## PROMPT:
Reproduce the data in its entirety, exactly as supplied.

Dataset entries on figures
▶

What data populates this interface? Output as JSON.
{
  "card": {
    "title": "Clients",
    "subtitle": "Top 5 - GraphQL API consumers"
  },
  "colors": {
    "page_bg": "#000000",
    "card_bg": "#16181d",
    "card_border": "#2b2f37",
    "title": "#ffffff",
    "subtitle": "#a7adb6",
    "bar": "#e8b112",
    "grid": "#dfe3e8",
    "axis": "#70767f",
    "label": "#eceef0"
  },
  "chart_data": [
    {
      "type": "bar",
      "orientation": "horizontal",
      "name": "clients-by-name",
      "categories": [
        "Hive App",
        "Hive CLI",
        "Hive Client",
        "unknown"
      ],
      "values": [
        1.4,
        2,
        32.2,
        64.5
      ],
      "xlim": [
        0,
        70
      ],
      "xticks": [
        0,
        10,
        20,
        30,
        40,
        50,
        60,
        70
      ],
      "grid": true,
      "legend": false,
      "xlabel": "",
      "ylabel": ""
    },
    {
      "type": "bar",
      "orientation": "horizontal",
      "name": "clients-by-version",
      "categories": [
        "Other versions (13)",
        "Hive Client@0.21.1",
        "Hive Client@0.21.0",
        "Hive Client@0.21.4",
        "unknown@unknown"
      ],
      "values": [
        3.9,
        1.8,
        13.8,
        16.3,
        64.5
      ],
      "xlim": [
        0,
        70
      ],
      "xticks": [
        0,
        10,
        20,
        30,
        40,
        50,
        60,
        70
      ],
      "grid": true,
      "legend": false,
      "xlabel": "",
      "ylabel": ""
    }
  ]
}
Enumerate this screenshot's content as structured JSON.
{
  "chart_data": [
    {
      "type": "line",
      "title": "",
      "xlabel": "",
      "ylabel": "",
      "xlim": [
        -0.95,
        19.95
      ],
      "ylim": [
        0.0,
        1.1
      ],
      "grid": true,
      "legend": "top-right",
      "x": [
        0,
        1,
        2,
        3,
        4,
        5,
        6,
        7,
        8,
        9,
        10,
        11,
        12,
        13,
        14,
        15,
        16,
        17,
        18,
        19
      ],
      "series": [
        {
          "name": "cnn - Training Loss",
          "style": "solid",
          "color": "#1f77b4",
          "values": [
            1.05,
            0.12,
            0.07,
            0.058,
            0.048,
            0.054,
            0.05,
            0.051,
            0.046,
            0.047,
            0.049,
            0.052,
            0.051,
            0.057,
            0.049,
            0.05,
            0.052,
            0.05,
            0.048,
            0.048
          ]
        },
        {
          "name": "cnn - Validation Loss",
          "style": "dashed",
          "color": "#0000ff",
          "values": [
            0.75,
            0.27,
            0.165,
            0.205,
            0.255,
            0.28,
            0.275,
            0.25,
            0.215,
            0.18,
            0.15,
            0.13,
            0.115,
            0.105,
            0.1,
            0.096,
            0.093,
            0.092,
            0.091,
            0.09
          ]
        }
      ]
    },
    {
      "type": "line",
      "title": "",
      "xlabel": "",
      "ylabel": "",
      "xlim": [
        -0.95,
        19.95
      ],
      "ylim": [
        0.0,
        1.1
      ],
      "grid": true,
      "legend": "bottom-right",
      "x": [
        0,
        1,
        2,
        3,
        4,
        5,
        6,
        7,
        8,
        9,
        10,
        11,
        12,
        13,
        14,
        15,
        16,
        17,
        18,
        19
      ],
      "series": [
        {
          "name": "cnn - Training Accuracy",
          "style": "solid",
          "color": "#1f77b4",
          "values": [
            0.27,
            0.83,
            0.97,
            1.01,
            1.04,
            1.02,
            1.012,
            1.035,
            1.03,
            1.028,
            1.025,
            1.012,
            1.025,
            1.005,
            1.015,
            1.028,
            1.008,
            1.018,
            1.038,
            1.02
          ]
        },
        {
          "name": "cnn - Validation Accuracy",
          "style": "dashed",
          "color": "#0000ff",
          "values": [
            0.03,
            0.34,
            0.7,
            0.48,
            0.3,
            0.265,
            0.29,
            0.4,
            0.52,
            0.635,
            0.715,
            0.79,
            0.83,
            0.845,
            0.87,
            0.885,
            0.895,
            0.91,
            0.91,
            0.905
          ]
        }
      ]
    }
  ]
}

◀

## WRITTEN ANSWER:
What data populates this interface? Output as JSON.
{
  "card": {
    "title": "Clients",
    "subtitle": "Top 5 - GraphQL API consumers"
  },
  "colors": {
    "page_bg": "#000000",
    "card_bg": "#16181d",
    "card_border": "#2b2f37",
    "title": "#ffffff",
    "subtitle": "#a7adb6",
    "bar": "#e8b112",
    "grid": "#dfe3e8",
    "axis": "#70767f",
    "label": "#eceef0"
  },
  "chart_data": [
    {
      "type": "bar",
      "orientation": "horizontal",
      "name": "clients-by-name",
      "categories": [
        "Hive App",
        "Hive CLI",
        "Hive Client",
        "unknown"
      ],
      "values": [
        1.4,
        2,
        32.2,
        64.5
      ],
      "xlim": [
        0,
        70
      ],
      "xticks": [
        0,
        10,
        20,
        30,
        40,
        50,
        60,
        70
      ],
      "grid": true,
      "legend": false,
      "xlabel": "",
      "ylabel": ""
    },
    {
      "type": "bar",
      "orientation": "horizontal",
      "name": "clients-by-version",
      "categories": [
        "Other versions (13)",
        "Hive Client@0.21.1",
        "Hive Client@0.21.0",
        "Hive Client@0.21.4",
        "unknown@unknown"
      ],
      "values": [
        3.9,
        1.8,
        13.8,
        16.3,
        64.5
      ],
      "xlim": [
        0,
        70
      ],
      "xticks": [
        0,
        10,
        20,
        30,
        40,
        50,
        60,
        70
      ],
      "grid": true,
      "legend": false,
      "xlabel": "",
      "ylabel": ""
    }
  ]
}
Enumerate this screenshot's content as structured JSON.
{
  "chart_data": [
    {
      "type": "line",
      "title": "",
      "xlabel": "",
      "ylabel": "",
      "xlim": [
        -0.95,
        19.95
      ],
      "ylim": [
        0.0,
        1.1
      ],
      "grid": true,
      "legend": "top-right",
      "x": [
        0,
        1,
        2,
        3,
        4,
        5,
        6,
        7,
        8,
        9,
        10,
        11,
        12,
        13,
        14,
        15,
        16,
        17,
        18,
        19
      ],
      "series": [
        {
          "name": "cnn - Training Loss",
          "style": "solid",
          "color": "#1f77b4",
          "values": [
            1.05,
            0.12,
            0.07,
            0.058,
            0.048,
            0.054,
            0.05,
            0.051,
            0.046,
            0.047,
            0.049,
            0.052,
            0.051,
            0.057,
            0.049,
            0.05,
            0.052,
            0.05,
            0.048,
            0.048
          ]
        },
        {
          "name": "cnn - Validation Loss",
          "style": "dashed",
          "color": "#0000ff",
          "values": [
            0.75,
            0.27,
            0.165,
            0.205,
            0.255,
            0.28,
            0.275,
            0.25,
            0.215,
            0.18,
            0.15,
            0.13,
            0.115,
            0.105,
            0.1,
            0.096,
            0.093,
            0.092,
            0.091,
            0.09
          ]
        }
      ]
    },
    {
      "type": "line",
      "title": "",
      "xlabel": "",
      "ylabel": "",
      "xlim": [
        -0.95,
        19.95
      ],
      "ylim": [
        0.0,
        1.1
      ],
      "grid": true,
      "legend": "bottom-right",
      "x": [
        0,
        1,
        2,
        3,
        4,
        5,
        6,
        7,
        8,
        9,
        10,
        11,
        12,
        13,
        14,
        15,
        16,
        17,
        18,
        19
      ],
      "series": [
        {
          "name": "cnn - Training Accuracy",
          "style": "solid",
          "color": "#1f77b4",
          "values": [
            0.27,
            0.83,
            0.97,
            1.01,
            1.04,
            1.02,
            1.012,
            1.035,
            1.03,
            1.028,
            1.025,
            1.012,
            1.025,
            1.005,
            1.015,
            1.028,
            1.008,
            1.018,
            1.038,
            1.02
          ]
        },
        {
          "name": "cnn - Validation Accuracy",
          "style": "dashed",
          "color": "#0000ff",
          "values": [
            0.03,
            0.34,
            0.7,
            0.48,
            0.3,
            0.265,
            0.29,
            0.4,
            0.52,
            0.635,
            0.715,
            0.79,
            0.83,
            0.845,
            0.87,
            0.885,
            0.895,
            0.91,
            0.91,
            0.905
          ]
        }
      ]
    }
  ]
}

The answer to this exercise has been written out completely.